Verilen metin
________
21 Kasım 2024 Perşembe

Ya devrimin tufanı ya CHP'nin baharı

Ancak doğru okumak isteyen herkes için seçim sonuçları ve ardından yaşananlar tek bir şey söylüyor. Saray diktatörlüğüne karşı mücadelede adres sokaktır. Faşist saray rejimine direnebilecek yegane güç devrimci demokratik cephedir. Bu gerçek açlık grevi direnişleri ve 1 Mayıs'ta kendisini bir kez daha ispatlayacaktır.
31 Mart yerel seçimleri henüz bitmiş değil. Bu yalnızca İstanbul'daki sayım işleminin bilinçli olarak süründürülmesinden, kimi adaylara mazbata verilmemesinden ya da KHK'lı seçilmişlere yönelik YSK kayyımından kaynaklanmıyor. Aksine seçimler politik vaka olarak sürdüğü için yukarıdaki işlemler cereyan ediyor.
 
Görünen o ki, saray rejiminin insiyatifindeki faşist ittifak, seçimlerin ardından henüz yeni bir karara varamadı. Şimdilik AKP cenahında iç tartışmaların bolca kendisini gösterdiği bir süreç işliyor. Saray rejiminin "kısmi" avantajı, bu süre zarfında kendisini sıkıştırabilecek  düzen içi siyasal güçlerin yokluğunda yatıyor. "Devlet bekası" için "burjuva solu" adına temsiliyet üstlenen CHP'nin, sarayın bu krizli anını değerlendirmesi mümkün değil. Öyle ki, ufak çaplı karşı hamlelerden dahi imtina edeceğini seçim gecesinin ilk dakikalarından itibaren gösterdi. CHP, sayısal olarak önde olduğu ya da tartışmaların henüz sonuçlanmadığı başka yerlerde her ne yapacaksa "devlet bürokrasi"si içerisinde ve "devlet gelenekleri"ne bağlılıkla yapacaktır.
________
Çıkarılan veriler
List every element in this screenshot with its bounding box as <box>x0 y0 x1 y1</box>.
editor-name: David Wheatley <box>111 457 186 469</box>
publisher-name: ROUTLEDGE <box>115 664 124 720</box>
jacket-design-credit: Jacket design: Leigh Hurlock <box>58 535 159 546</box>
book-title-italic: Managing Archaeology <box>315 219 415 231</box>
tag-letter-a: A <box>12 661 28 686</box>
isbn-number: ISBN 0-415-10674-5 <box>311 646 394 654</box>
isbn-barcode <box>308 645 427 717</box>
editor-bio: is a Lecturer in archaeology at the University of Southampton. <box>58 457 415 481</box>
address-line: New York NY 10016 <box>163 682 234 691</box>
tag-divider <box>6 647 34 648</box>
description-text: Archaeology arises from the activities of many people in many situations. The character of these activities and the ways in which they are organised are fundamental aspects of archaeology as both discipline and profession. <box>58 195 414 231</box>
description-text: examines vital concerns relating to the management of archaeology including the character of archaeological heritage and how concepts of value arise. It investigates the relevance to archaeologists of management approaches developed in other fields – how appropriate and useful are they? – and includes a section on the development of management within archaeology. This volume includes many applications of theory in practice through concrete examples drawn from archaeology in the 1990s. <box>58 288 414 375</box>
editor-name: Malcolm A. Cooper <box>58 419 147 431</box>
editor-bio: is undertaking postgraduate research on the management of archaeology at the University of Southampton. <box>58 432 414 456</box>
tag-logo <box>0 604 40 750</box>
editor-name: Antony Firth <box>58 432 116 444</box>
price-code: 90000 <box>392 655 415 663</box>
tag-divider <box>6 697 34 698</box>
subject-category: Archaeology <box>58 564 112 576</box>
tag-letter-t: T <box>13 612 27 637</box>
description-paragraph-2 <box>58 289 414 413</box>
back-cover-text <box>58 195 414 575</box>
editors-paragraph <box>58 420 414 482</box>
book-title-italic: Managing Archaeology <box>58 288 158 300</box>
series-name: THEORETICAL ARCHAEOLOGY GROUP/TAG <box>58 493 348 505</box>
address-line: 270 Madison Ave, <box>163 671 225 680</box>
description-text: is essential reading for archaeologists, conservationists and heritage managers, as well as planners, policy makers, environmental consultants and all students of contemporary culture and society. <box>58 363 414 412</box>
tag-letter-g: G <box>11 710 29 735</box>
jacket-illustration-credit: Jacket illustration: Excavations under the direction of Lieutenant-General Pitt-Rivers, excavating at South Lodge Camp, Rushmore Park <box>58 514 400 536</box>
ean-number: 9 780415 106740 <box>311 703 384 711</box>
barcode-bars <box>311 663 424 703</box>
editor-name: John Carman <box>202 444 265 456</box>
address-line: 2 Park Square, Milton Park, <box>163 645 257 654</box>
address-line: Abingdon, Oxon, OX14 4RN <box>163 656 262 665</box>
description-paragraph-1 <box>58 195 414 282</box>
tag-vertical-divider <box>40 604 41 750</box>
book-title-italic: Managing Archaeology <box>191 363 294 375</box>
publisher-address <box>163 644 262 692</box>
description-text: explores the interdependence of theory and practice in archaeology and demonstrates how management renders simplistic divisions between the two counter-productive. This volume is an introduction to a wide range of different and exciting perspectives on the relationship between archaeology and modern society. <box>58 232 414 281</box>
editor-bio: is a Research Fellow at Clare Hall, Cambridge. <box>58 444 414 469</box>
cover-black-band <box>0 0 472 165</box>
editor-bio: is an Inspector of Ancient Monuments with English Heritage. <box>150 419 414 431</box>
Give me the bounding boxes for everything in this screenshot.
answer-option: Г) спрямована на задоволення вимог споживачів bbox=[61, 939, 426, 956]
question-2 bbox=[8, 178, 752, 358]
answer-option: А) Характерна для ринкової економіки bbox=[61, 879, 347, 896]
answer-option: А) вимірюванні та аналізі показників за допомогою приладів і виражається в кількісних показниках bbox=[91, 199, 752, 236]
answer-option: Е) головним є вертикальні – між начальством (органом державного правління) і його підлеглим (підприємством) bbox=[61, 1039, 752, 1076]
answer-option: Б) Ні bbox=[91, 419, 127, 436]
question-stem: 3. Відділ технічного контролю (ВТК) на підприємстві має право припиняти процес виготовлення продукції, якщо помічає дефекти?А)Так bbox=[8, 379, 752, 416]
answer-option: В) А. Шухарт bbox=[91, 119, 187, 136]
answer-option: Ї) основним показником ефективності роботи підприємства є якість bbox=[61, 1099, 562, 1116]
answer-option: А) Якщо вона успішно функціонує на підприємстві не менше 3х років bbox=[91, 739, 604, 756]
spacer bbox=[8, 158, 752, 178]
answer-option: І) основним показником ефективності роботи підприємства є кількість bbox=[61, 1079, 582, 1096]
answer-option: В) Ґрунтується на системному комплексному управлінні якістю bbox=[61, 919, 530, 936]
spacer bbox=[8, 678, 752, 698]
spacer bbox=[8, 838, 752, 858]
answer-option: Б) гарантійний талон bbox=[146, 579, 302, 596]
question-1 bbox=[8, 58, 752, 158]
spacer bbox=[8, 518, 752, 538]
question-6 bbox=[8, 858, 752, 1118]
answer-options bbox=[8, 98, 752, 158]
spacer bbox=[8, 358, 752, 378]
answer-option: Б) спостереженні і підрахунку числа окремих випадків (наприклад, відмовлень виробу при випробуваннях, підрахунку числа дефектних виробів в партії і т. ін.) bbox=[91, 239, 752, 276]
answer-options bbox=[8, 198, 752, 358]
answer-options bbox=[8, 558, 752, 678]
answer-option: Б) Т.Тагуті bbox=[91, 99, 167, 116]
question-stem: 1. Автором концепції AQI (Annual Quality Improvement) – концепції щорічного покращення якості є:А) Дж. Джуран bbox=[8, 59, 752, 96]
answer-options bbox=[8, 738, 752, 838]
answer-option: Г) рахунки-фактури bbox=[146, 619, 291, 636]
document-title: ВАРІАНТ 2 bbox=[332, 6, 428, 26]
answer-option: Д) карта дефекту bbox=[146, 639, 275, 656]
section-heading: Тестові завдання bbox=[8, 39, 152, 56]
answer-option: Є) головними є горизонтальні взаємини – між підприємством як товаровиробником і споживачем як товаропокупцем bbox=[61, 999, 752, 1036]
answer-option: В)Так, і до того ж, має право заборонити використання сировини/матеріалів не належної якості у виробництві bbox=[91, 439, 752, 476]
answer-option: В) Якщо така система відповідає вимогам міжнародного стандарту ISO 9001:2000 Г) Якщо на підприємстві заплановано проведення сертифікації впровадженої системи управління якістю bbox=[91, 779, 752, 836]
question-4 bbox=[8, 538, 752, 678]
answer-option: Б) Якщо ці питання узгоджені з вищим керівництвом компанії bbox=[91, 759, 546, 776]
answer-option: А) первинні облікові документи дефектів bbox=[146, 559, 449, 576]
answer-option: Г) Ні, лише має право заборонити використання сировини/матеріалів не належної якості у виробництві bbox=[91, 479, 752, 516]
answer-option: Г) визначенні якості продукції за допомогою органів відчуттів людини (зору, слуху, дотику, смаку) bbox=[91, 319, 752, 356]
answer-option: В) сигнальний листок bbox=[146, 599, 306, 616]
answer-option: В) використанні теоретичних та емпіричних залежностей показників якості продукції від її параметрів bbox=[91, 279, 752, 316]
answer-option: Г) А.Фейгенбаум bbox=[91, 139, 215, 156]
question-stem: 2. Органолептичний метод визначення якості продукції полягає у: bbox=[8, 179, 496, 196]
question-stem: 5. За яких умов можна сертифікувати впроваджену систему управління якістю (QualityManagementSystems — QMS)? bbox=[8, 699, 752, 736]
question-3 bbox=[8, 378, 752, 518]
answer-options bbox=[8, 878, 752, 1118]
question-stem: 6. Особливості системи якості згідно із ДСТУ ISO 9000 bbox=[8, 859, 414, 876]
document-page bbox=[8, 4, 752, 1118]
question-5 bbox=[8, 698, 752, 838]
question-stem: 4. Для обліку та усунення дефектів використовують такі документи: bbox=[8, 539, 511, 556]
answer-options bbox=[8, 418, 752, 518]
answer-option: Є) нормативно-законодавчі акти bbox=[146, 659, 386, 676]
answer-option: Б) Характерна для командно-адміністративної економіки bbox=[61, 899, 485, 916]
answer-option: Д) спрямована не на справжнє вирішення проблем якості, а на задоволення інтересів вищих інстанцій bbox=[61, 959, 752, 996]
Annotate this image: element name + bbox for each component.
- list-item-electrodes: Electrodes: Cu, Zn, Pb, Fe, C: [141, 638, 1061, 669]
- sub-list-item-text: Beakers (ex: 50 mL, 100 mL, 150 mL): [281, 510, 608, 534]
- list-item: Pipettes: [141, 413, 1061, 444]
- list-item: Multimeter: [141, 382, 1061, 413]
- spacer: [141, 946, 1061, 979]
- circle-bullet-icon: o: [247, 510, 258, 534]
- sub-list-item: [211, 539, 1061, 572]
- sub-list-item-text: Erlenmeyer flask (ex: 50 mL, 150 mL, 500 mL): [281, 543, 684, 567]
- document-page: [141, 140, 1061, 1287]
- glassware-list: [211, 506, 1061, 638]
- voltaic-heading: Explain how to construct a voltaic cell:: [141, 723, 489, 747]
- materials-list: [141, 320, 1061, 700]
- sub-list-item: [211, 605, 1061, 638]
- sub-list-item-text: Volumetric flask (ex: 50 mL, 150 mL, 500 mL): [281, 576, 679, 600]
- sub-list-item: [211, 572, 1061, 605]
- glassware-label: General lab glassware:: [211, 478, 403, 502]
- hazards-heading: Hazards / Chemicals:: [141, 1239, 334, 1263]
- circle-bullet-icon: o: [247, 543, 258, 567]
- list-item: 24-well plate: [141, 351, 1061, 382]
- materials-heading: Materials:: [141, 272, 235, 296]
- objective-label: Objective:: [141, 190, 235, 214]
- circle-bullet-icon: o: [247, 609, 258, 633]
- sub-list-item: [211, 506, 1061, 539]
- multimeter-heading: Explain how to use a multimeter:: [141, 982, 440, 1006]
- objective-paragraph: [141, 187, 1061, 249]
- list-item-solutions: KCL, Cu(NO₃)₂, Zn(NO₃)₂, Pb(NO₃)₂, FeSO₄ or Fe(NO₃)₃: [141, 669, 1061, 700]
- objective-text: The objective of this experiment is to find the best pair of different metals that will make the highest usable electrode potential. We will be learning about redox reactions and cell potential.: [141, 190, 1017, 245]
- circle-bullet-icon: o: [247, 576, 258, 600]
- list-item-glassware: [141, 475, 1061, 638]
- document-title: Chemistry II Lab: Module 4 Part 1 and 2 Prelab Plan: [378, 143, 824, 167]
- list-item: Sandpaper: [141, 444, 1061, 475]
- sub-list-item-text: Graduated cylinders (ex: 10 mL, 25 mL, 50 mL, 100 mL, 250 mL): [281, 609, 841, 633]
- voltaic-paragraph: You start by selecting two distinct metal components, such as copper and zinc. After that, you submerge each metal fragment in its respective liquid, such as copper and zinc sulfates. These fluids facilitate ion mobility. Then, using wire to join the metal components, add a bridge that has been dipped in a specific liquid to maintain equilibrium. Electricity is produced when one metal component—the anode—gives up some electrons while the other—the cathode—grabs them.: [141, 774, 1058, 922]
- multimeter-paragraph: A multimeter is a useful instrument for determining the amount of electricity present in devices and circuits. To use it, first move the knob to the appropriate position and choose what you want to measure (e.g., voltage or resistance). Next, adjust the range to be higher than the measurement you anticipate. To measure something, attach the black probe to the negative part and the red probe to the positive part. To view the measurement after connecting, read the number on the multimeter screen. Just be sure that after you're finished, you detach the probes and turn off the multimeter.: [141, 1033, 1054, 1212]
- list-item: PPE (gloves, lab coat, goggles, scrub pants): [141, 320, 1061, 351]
________
Yapılacak iş
Yukarıdaki seçim yazısında "Ya devrimin tufanı" ifadesinden "kez daha ispatlayacaktır." ifadesine kadar uzanan her şeyi hiçbir değişiklik yapmadan aynen aktarın.

Sonuç
Ya devrimin tufanı ya CHP'nin baharı

Ancak doğru okumak isteyen herkes için seçim sonuçları ve ardından yaşananlar tek bir şey söylüyor. Saray diktatörlüğüne karşı mücadelede adres sokaktır. Faşist saray rejimine direnebilecek yegane güç devrimci demokratik cephedir. Bu gerçek açlık grevi direnişleri ve 1 Mayıs'ta kendisini bir kez daha ispatlayacaktır.